§ Set task
Lines containing the word "stack" are the ones to copy from the records below.

Data records:
## begin

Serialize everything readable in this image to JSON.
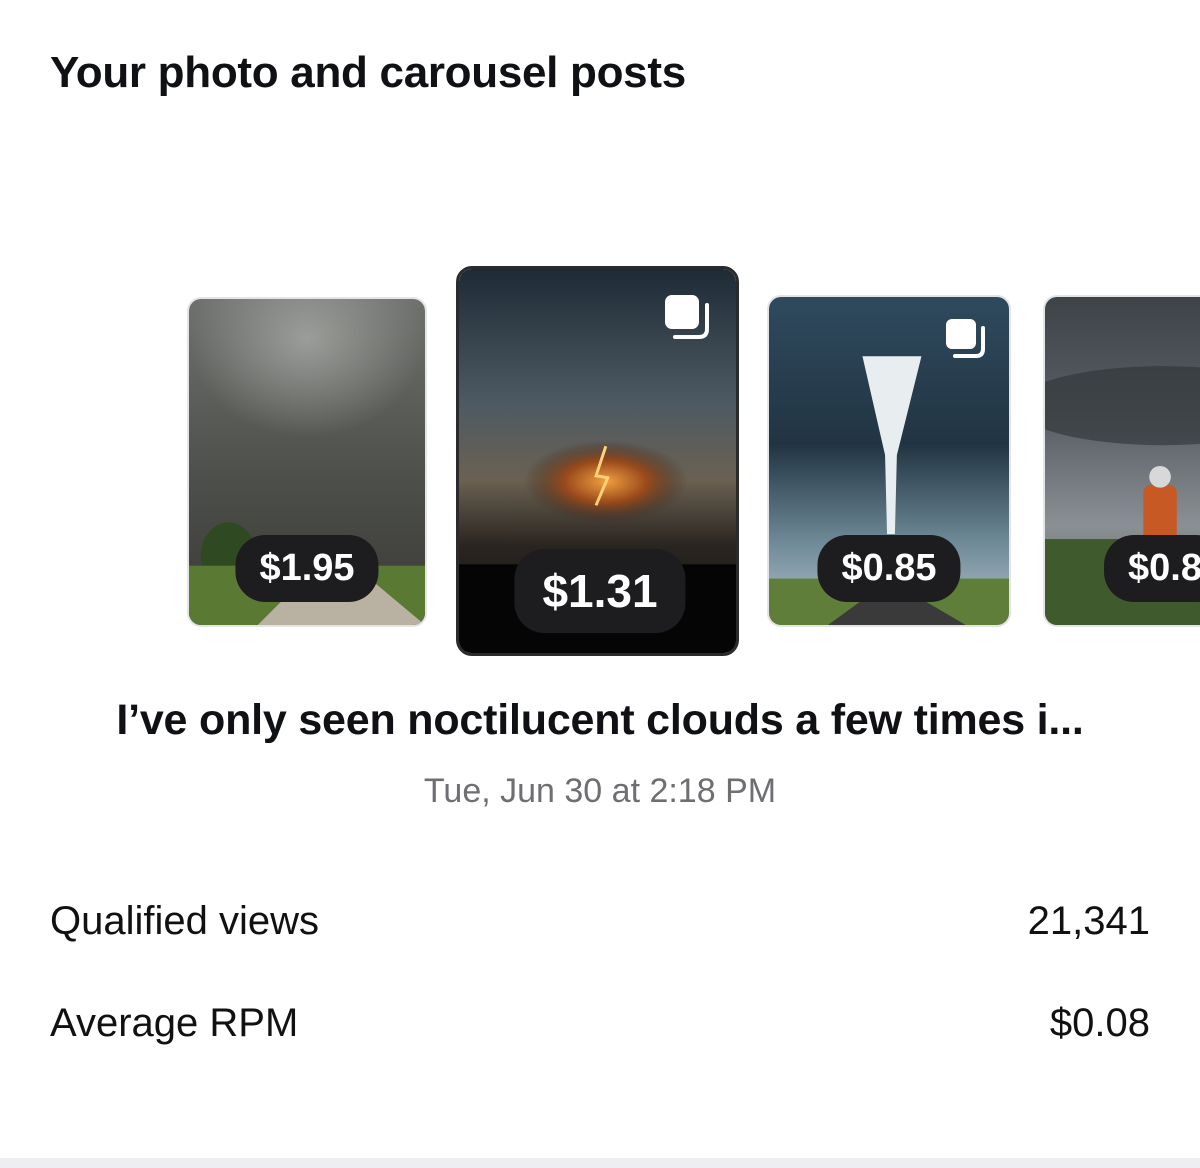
{
  "section": {
    "title": "Your photo and carousel posts"
  },
  "posts": [
    {
      "price": "$1.95",
      "thumbnail": "tornado-debris-field-photo",
      "icon": "none"
    },
    {
      "price": "$1.31",
      "thumbnail": "lightning-cloud-sunset-photo",
      "icon": "carousel-stack-icon",
      "selected": true
    },
    {
      "price": "$0.85",
      "thumbnail": "white-tornado-road-photo",
      "icon": "carousel-stack-icon"
    },
    {
      "price": "$0.8",
      "thumbnail": "storm-chaser-supercell-photo",
      "icon": "none"
    }
  ],
  "selected_post": {
    "caption": "I’ve only seen noctilucent clouds a few times i...",
    "date": "Tue, Jun 30 at 2:18 PM"
  },
  "stats": [
    {
      "label": "Qualified views",
      "value": "21,341"
    },
    {
      "label": "Average RPM",
      "value": "$0.08"
    }
  ],
  "colors": {
    "badge_bg": "#1d1d1f",
    "badge_text": "#ffffff",
    "muted_text": "#6e6e73"
  }
}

## end

§ Complete output
      "icon": "carousel-stack-icon",
      "icon": "carousel-stack-icon"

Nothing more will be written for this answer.